** Instructions to follow **
Make an exact copy of all the entries below, with the pictures left out.

[Stored data]
--- Start ---

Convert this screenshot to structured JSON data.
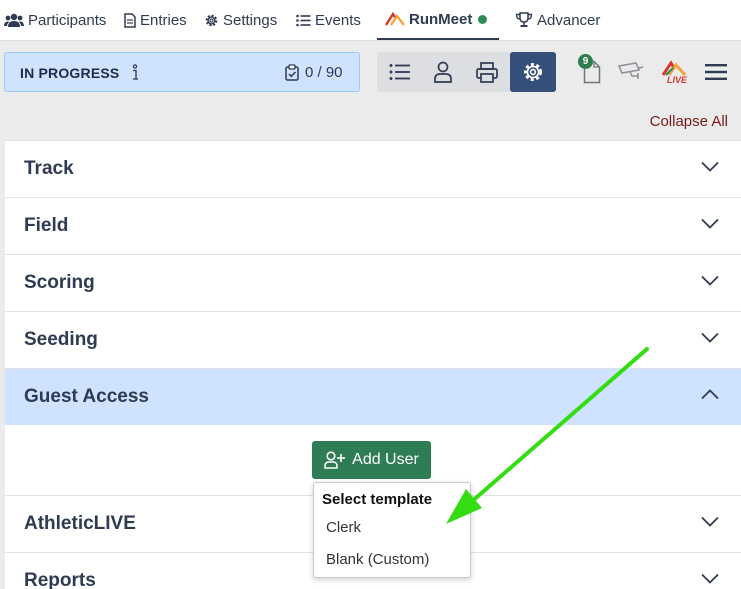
{
  "nav": {
    "participants": "Participants",
    "entries": "Entries",
    "settings": "Settings",
    "events": "Events",
    "runmeet": "RunMeet",
    "advancer": "Advancer"
  },
  "status": {
    "label": "IN PROGRESS",
    "count": "0 / 90"
  },
  "badge_count": "9",
  "live_label": "LIVE",
  "collapse_all": "Collapse All",
  "sections": {
    "track": "Track",
    "field": "Field",
    "scoring": "Scoring",
    "seeding": "Seeding",
    "guest_access": "Guest Access",
    "athleticlive": "AthleticLIVE",
    "reports": "Reports"
  },
  "add_user": "Add User",
  "template_menu": {
    "header": "Select template",
    "items": [
      "Clerk",
      "Blank (Custom)"
    ]
  },
  "colors": {
    "accent": "#34507a",
    "open_section": "#cfe2ff",
    "add_button": "#2f7d55",
    "annotation_arrow": "#33dd11"
  }
}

--- End ---

** Answer to the problem **
Convert this screenshot to structured JSON data.
{
  "nav": {
    "participants": "Participants",
    "entries": "Entries",
    "settings": "Settings",
    "events": "Events",
    "runmeet": "RunMeet",
    "advancer": "Advancer"
  },
  "status": {
    "label": "IN PROGRESS",
    "count": "0 / 90"
  },
  "badge_count": "9",
  "live_label": "LIVE",
  "collapse_all": "Collapse All",
  "sections": {
    "track": "Track",
    "field": "Field",
    "scoring": "Scoring",
    "seeding": "Seeding",
    "guest_access": "Guest Access",
    "athleticlive": "AthleticLIVE",
    "reports": "Reports"
  },
  "add_user": "Add User",
  "template_menu": {
    "header": "Select template",
    "items": [
      "Clerk",
      "Blank (Custom)"
    ]
  },
  "colors": {
    "accent": "#34507a",
    "open_section": "#cfe2ff",
    "add_button": "#2f7d55",
    "annotation_arrow": "#33dd11"
  }
}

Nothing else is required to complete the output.